» **EXERCISE DIRECTIONS**:
In the following material, identify every line holding the string "result" and return it.

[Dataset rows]
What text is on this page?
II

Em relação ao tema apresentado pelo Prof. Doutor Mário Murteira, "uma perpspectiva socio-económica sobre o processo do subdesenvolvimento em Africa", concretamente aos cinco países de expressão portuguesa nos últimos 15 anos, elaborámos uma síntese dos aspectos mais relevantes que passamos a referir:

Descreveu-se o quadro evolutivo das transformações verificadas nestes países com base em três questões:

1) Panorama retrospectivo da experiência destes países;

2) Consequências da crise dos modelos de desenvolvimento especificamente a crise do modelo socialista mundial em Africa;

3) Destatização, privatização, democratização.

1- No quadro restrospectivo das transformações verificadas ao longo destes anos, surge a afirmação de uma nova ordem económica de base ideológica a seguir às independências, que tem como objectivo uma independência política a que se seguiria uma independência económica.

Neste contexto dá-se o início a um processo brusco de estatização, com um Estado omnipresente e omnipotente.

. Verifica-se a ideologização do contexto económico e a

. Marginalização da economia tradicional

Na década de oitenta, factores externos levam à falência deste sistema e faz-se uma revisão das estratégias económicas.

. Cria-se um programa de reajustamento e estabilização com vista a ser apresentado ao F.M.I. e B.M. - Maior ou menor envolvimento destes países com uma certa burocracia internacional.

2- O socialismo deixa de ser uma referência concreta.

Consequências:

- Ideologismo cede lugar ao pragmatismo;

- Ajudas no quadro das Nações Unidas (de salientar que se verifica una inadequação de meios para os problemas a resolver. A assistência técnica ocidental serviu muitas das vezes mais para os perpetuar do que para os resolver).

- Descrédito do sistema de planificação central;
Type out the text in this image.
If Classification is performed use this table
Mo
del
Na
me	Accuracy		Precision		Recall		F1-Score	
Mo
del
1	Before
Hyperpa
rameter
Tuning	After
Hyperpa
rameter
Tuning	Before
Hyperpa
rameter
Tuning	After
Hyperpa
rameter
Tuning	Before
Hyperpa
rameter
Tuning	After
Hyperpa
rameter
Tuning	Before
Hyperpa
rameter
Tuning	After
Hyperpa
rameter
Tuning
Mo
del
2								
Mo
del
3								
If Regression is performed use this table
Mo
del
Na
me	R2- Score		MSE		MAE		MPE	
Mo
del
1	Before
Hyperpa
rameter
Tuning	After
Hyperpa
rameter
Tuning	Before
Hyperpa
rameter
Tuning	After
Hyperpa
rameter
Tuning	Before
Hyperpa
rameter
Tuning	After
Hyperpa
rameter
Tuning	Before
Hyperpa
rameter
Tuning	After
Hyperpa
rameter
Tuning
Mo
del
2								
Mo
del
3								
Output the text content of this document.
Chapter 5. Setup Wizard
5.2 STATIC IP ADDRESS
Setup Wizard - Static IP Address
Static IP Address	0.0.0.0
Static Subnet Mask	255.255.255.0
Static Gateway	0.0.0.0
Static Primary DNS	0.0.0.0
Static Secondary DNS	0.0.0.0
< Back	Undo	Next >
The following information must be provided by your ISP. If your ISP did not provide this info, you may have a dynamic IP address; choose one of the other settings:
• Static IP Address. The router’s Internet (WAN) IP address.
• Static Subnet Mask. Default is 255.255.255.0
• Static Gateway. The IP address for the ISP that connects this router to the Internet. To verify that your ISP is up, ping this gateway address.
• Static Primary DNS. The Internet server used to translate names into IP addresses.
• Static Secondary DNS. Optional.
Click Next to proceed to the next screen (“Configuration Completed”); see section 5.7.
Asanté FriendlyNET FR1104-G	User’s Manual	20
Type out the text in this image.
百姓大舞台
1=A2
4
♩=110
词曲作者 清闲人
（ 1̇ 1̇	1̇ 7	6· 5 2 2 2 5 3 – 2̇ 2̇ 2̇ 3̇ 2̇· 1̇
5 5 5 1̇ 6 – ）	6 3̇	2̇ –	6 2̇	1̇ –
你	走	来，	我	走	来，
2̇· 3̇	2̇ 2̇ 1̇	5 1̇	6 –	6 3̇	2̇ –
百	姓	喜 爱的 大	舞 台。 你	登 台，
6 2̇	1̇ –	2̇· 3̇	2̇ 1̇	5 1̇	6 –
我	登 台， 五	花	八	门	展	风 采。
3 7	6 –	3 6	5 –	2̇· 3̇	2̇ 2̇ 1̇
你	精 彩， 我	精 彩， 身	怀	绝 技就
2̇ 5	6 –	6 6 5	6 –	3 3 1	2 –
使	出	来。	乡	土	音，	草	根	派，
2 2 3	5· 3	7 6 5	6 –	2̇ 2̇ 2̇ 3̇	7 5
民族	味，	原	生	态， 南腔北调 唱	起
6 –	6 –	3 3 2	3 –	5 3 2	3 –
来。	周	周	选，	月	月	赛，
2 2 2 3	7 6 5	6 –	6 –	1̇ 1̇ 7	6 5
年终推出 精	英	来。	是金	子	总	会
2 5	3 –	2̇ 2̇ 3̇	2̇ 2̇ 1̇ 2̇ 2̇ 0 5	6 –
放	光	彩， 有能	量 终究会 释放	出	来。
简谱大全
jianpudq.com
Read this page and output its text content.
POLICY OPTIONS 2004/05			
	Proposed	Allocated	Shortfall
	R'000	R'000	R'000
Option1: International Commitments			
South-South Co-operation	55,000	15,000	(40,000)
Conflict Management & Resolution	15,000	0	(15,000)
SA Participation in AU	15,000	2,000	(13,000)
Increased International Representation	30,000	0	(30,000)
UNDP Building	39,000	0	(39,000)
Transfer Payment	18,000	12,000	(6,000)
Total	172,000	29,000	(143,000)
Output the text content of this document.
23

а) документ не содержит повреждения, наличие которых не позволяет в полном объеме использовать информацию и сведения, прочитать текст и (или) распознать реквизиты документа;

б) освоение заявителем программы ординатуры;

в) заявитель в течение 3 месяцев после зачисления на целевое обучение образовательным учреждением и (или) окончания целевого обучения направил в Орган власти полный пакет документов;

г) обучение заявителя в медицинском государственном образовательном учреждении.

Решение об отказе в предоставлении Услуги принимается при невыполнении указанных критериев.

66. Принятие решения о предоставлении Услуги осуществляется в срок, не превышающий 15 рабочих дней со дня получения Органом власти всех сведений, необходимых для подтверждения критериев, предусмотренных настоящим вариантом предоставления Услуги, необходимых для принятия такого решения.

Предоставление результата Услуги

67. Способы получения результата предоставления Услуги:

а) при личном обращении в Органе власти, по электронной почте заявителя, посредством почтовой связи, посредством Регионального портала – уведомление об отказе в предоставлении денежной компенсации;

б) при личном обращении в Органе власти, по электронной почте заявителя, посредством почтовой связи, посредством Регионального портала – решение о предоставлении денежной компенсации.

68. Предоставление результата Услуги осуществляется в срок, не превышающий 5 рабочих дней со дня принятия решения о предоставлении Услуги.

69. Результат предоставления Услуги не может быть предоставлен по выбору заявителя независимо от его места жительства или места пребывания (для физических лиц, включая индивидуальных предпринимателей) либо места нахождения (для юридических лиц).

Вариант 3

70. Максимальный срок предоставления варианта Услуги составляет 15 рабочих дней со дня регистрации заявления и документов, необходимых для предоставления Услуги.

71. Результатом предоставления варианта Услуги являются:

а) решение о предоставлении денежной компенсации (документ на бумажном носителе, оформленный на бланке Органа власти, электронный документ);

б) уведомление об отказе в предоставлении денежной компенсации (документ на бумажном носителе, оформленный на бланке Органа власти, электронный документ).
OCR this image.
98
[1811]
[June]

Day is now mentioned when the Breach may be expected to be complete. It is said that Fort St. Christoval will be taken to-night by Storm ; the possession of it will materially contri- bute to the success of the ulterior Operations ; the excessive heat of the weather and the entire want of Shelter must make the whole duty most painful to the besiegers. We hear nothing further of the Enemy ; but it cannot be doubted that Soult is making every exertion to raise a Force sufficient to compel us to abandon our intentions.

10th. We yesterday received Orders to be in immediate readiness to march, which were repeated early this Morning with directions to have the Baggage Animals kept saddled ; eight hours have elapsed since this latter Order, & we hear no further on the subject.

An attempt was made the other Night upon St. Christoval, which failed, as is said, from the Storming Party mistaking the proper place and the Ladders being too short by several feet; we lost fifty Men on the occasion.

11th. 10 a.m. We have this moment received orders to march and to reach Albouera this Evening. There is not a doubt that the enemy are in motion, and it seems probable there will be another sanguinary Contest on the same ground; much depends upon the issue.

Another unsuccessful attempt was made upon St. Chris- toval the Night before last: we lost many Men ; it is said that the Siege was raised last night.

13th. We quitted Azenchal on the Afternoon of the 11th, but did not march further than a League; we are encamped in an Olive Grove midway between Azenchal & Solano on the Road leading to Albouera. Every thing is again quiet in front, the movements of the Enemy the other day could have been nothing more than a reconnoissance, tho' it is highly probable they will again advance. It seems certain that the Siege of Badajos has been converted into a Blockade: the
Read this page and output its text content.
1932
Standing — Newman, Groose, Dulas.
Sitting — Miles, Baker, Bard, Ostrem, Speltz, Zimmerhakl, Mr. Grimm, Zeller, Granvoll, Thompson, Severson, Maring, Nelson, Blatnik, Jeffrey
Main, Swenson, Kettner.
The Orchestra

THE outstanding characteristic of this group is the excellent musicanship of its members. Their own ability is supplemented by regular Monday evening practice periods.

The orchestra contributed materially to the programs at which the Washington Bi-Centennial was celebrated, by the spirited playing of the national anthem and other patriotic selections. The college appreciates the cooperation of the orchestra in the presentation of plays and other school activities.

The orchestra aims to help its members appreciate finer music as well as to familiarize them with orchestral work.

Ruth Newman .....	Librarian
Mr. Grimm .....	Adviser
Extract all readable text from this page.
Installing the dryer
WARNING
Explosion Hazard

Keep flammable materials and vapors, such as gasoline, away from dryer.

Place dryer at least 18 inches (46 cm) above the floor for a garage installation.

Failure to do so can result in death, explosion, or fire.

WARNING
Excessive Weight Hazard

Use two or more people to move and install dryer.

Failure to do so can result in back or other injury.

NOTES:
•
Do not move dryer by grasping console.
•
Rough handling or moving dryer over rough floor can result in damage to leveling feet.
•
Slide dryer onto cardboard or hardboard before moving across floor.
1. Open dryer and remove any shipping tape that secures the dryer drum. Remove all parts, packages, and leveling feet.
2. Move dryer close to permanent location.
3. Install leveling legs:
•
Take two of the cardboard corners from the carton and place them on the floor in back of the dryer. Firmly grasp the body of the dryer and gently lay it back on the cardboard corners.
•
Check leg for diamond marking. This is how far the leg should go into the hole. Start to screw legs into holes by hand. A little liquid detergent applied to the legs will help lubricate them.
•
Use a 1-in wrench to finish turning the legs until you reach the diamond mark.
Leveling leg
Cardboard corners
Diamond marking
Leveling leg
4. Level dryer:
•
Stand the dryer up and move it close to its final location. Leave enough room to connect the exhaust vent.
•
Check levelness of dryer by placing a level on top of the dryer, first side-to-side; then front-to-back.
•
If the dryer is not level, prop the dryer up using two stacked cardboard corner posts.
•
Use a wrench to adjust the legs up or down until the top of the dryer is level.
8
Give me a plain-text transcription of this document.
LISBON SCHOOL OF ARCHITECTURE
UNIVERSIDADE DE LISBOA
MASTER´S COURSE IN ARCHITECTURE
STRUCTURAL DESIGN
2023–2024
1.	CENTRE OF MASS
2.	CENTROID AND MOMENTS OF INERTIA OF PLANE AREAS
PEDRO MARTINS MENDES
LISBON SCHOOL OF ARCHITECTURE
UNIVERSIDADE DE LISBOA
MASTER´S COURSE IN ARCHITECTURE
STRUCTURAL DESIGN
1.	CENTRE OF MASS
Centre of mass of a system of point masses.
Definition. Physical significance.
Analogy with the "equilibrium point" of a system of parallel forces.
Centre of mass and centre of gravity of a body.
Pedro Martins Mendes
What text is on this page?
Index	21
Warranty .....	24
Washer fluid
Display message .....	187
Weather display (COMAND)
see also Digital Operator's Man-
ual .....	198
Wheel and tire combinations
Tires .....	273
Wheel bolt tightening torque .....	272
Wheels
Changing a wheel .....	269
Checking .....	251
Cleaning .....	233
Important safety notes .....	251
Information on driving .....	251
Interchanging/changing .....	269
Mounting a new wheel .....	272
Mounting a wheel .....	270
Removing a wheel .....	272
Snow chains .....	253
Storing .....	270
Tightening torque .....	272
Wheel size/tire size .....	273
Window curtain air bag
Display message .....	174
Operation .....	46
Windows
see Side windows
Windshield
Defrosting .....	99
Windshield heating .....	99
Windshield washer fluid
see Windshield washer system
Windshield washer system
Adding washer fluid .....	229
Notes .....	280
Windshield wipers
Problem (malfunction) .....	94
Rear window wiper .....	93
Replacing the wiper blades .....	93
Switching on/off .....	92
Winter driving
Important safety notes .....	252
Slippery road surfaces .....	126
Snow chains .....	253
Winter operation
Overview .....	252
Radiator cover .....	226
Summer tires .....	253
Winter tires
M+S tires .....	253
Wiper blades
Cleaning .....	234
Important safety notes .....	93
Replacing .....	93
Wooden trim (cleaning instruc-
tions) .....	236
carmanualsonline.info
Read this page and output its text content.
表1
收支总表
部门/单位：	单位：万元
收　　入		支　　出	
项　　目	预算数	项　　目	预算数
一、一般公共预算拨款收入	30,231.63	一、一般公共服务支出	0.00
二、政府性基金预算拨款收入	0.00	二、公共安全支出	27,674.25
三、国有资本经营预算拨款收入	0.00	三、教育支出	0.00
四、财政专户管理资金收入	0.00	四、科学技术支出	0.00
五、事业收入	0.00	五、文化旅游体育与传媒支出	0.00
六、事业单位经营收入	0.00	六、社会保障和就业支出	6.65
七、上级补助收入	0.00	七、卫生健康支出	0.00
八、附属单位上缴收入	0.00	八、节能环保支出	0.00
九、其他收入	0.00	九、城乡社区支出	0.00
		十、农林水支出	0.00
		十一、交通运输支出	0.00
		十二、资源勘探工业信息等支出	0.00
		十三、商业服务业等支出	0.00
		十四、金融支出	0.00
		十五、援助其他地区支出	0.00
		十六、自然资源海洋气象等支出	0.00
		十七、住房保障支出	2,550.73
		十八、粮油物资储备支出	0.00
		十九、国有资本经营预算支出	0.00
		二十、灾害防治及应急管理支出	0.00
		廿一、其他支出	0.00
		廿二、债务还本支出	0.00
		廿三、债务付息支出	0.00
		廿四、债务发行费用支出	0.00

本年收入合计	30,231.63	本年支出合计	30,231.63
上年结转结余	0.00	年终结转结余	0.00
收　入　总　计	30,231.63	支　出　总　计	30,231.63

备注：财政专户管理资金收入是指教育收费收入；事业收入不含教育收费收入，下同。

» **CORRECT OUTPUT**:
Failure to do so can result in death, explosion, or fire.
Failure to do so can result in back or other injury.
Rough handling or moving dryer over rough floor can result in damage to leveling feet.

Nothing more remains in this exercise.